==== Raw records
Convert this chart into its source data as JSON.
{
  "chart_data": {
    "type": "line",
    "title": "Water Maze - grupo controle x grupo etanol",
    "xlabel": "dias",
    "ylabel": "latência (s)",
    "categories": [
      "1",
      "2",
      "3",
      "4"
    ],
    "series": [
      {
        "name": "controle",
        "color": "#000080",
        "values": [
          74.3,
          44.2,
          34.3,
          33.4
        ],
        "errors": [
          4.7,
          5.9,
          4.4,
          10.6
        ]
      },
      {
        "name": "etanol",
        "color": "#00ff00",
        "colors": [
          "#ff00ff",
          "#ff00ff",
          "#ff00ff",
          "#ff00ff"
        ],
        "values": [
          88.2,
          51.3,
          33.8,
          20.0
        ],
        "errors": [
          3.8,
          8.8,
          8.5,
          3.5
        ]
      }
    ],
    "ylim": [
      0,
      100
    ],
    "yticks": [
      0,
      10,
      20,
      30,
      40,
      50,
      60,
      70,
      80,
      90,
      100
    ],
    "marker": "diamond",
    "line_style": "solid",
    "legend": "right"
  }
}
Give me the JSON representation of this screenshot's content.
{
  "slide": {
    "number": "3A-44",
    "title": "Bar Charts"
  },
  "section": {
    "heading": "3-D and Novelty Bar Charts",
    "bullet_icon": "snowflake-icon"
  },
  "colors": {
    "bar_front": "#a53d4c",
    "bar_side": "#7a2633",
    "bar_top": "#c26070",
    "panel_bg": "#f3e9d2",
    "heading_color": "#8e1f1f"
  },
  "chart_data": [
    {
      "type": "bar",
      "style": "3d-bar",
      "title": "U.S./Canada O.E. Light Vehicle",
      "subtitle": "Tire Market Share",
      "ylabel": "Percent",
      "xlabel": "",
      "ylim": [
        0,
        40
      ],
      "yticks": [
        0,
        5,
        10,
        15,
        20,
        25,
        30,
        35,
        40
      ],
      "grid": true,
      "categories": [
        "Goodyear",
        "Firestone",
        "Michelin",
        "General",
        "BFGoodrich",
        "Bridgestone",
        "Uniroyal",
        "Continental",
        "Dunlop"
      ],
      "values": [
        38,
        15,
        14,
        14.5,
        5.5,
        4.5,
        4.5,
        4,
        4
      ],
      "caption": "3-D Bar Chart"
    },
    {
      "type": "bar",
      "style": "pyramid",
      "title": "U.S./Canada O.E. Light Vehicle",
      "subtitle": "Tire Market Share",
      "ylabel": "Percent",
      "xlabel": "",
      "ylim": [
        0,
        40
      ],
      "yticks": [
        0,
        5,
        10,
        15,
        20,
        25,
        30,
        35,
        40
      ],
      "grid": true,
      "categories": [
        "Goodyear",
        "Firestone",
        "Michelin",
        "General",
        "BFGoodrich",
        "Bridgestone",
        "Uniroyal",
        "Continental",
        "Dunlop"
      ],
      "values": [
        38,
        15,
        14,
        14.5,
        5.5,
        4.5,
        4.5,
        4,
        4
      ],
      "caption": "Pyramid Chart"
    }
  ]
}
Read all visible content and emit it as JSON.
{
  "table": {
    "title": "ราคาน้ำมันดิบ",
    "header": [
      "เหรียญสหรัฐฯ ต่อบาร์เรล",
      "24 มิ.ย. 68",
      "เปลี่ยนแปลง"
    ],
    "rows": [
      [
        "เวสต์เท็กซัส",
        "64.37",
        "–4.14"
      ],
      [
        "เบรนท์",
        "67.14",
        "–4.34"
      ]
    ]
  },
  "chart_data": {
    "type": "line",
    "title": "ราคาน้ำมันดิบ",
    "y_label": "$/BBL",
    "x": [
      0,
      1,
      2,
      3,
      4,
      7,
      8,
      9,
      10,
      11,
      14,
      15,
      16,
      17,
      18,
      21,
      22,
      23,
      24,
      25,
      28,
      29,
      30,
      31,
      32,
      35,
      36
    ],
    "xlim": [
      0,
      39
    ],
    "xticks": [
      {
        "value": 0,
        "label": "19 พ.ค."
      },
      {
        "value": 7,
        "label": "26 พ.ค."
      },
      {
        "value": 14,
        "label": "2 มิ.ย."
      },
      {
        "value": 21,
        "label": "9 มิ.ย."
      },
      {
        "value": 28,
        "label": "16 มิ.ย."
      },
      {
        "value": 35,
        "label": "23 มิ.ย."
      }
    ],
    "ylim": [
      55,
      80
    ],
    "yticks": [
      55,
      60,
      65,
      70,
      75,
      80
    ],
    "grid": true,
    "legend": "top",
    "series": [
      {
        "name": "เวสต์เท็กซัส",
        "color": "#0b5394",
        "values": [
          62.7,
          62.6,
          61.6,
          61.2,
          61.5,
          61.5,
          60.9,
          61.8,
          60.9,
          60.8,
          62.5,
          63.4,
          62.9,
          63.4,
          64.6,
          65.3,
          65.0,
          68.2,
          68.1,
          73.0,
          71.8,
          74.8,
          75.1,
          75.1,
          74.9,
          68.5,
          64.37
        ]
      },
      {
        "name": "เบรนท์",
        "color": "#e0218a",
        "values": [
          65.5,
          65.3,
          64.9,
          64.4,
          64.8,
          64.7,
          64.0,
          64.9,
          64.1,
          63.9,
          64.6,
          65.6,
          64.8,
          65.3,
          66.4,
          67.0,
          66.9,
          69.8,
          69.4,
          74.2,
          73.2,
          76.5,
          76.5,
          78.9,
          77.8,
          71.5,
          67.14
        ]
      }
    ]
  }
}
========
Read the data above and pull out each line that holds the string "controle".

**Output for this task:**
    "title": "Water Maze - grupo controle x grupo etanol",
        "name": "controle",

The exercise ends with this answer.